■ **Exercise**
Return every record below exactly as written, but leave out the pictures.
##### Record excerpts
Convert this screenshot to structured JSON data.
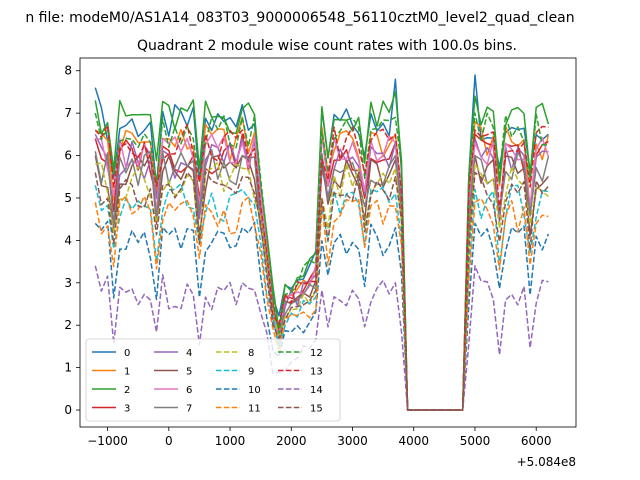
{
  "figure": {
    "suptitle": "n file: modeM0/AS1A14_083T03_9000006548_56110cztM0_level2_quad_clean",
    "title": "Quadrant 2 module wise count rates with 100.0s bins.",
    "offset_label": "+5.084e8"
  },
  "chart_data": {
    "type": "line",
    "title": "Quadrant 2 module wise count rates with 100.0s bins.",
    "xlabel": "",
    "ylabel": "",
    "x_offset": "+5.084e8",
    "xlim": [
      -1450,
      6650
    ],
    "ylim": [
      -0.4,
      8.3
    ],
    "xticks": [
      -1000,
      0,
      1000,
      2000,
      3000,
      4000,
      5000,
      6000
    ],
    "xtick_labels": [
      "−1000",
      "0",
      "1000",
      "2000",
      "3000",
      "4000",
      "5000",
      "6000"
    ],
    "yticks": [
      0,
      1,
      2,
      3,
      4,
      5,
      6,
      7,
      8
    ],
    "ytick_labels": [
      "0",
      "1",
      "2",
      "3",
      "4",
      "5",
      "6",
      "7",
      "8"
    ],
    "grid": false,
    "legend": {
      "position": "lower-left",
      "columns": 4
    },
    "series": [
      {
        "name": "0",
        "color": "#1f77b4",
        "dash": false,
        "level": 6.75,
        "peaks": [
          7.6,
          7.2,
          7.8,
          7.9
        ]
      },
      {
        "name": "1",
        "color": "#ff7f0e",
        "dash": false,
        "level": 6.3,
        "peaks": [
          6.6,
          6.9,
          6.5,
          6.8
        ]
      },
      {
        "name": "2",
        "color": "#2ca02c",
        "dash": false,
        "level": 6.9,
        "peaks": [
          7.3,
          7.1,
          7.5,
          7.4
        ]
      },
      {
        "name": "3",
        "color": "#d62728",
        "dash": false,
        "level": 6.0,
        "peaks": [
          6.4,
          6.5,
          6.3,
          6.5
        ]
      },
      {
        "name": "4",
        "color": "#9467bd",
        "dash": false,
        "level": 5.9,
        "peaks": [
          6.5,
          6.4,
          6.3,
          6.4
        ]
      },
      {
        "name": "5",
        "color": "#8c564b",
        "dash": false,
        "level": 5.6,
        "peaks": [
          6.0,
          6.0,
          5.9,
          6.0
        ]
      },
      {
        "name": "6",
        "color": "#e377c2",
        "dash": false,
        "level": 6.1,
        "peaks": [
          6.4,
          6.3,
          6.3,
          6.3
        ]
      },
      {
        "name": "7",
        "color": "#7f7f7f",
        "dash": false,
        "level": 5.7,
        "peaks": [
          6.1,
          6.0,
          6.0,
          6.0
        ]
      },
      {
        "name": "8",
        "color": "#bcbd22",
        "dash": true,
        "level": 5.4,
        "peaks": [
          5.8,
          5.7,
          5.7,
          5.8
        ]
      },
      {
        "name": "9",
        "color": "#17becf",
        "dash": true,
        "level": 4.9,
        "peaks": [
          5.3,
          5.2,
          5.1,
          5.2
        ]
      },
      {
        "name": "10",
        "color": "#1f77b4",
        "dash": true,
        "level": 4.0,
        "peaks": [
          4.4,
          4.3,
          4.3,
          4.4
        ]
      },
      {
        "name": "11",
        "color": "#ff7f0e",
        "dash": true,
        "level": 4.6,
        "peaks": [
          4.9,
          4.9,
          4.8,
          4.9
        ]
      },
      {
        "name": "12",
        "color": "#2ca02c",
        "dash": true,
        "level": 6.6,
        "peaks": [
          7.0,
          6.9,
          6.9,
          7.0
        ]
      },
      {
        "name": "13",
        "color": "#d62728",
        "dash": true,
        "level": 6.3,
        "peaks": [
          6.6,
          6.6,
          6.5,
          6.6
        ]
      },
      {
        "name": "14",
        "color": "#9467bd",
        "dash": true,
        "level": 2.8,
        "peaks": [
          3.4,
          3.0,
          3.0,
          3.4
        ]
      },
      {
        "name": "15",
        "color": "#8c564b",
        "dash": true,
        "level": 5.2,
        "peaks": [
          5.6,
          5.5,
          5.5,
          5.6
        ]
      }
    ]
  }
}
##########
■ **Response to this task**
Convert this screenshot to structured JSON data.
{
  "figure": {
    "suptitle": "n file: modeM0/AS1A14_083T03_9000006548_56110cztM0_level2_quad_clean",
    "title": "Quadrant 2 module wise count rates with 100.0s bins.",
    "offset_label": "+5.084e8"
  },
  "chart_data": {
    "type": "line",
    "title": "Quadrant 2 module wise count rates with 100.0s bins.",
    "xlabel": "",
    "ylabel": "",
    "x_offset": "+5.084e8",
    "xlim": [
      -1450,
      6650
    ],
    "ylim": [
      -0.4,
      8.3
    ],
    "xticks": [
      -1000,
      0,
      1000,
      2000,
      3000,
      4000,
      5000,
      6000
    ],
    "xtick_labels": [
      "−1000",
      "0",
      "1000",
      "2000",
      "3000",
      "4000",
      "5000",
      "6000"
    ],
    "yticks": [
      0,
      1,
      2,
      3,
      4,
      5,
      6,
      7,
      8
    ],
    "ytick_labels": [
      "0",
      "1",
      "2",
      "3",
      "4",
      "5",
      "6",
      "7",
      "8"
    ],
    "grid": false,
    "legend": {
      "position": "lower-left",
      "columns": 4
    },
    "series": [
      {
        "name": "0",
        "color": "#1f77b4",
        "dash": false,
        "level": 6.75,
        "peaks": [
          7.6,
          7.2,
          7.8,
          7.9
        ]
      },
      {
        "name": "1",
        "color": "#ff7f0e",
        "dash": false,
        "level": 6.3,
        "peaks": [
          6.6,
          6.9,
          6.5,
          6.8
        ]
      },
      {
        "name": "2",
        "color": "#2ca02c",
        "dash": false,
        "level": 6.9,
        "peaks": [
          7.3,
          7.1,
          7.5,
          7.4
        ]
      },
      {
        "name": "3",
        "color": "#d62728",
        "dash": false,
        "level": 6.0,
        "peaks": [
          6.4,
          6.5,
          6.3,
          6.5
        ]
      },
      {
        "name": "4",
        "color": "#9467bd",
        "dash": false,
        "level": 5.9,
        "peaks": [
          6.5,
          6.4,
          6.3,
          6.4
        ]
      },
      {
        "name": "5",
        "color": "#8c564b",
        "dash": false,
        "level": 5.6,
        "peaks": [
          6.0,
          6.0,
          5.9,
          6.0
        ]
      },
      {
        "name": "6",
        "color": "#e377c2",
        "dash": false,
        "level": 6.1,
        "peaks": [
          6.4,
          6.3,
          6.3,
          6.3
        ]
      },
      {
        "name": "7",
        "color": "#7f7f7f",
        "dash": false,
        "level": 5.7,
        "peaks": [
          6.1,
          6.0,
          6.0,
          6.0
        ]
      },
      {
        "name": "8",
        "color": "#bcbd22",
        "dash": true,
        "level": 5.4,
        "peaks": [
          5.8,
          5.7,
          5.7,
          5.8
        ]
      },
      {
        "name": "9",
        "color": "#17becf",
        "dash": true,
        "level": 4.9,
        "peaks": [
          5.3,
          5.2,
          5.1,
          5.2
        ]
      },
      {
        "name": "10",
        "color": "#1f77b4",
        "dash": true,
        "level": 4.0,
        "peaks": [
          4.4,
          4.3,
          4.3,
          4.4
        ]
      },
      {
        "name": "11",
        "color": "#ff7f0e",
        "dash": true,
        "level": 4.6,
        "peaks": [
          4.9,
          4.9,
          4.8,
          4.9
        ]
      },
      {
        "name": "12",
        "color": "#2ca02c",
        "dash": true,
        "level": 6.6,
        "peaks": [
          7.0,
          6.9,
          6.9,
          7.0
        ]
      },
      {
        "name": "13",
        "color": "#d62728",
        "dash": true,
        "level": 6.3,
        "peaks": [
          6.6,
          6.6,
          6.5,
          6.6
        ]
      },
      {
        "name": "14",
        "color": "#9467bd",
        "dash": true,
        "level": 2.8,
        "peaks": [
          3.4,
          3.0,
          3.0,
          3.4
        ]
      },
      {
        "name": "15",
        "color": "#8c564b",
        "dash": true,
        "level": 5.2,
        "peaks": [
          5.6,
          5.5,
          5.5,
          5.6
        ]
      }
    ]
  }
}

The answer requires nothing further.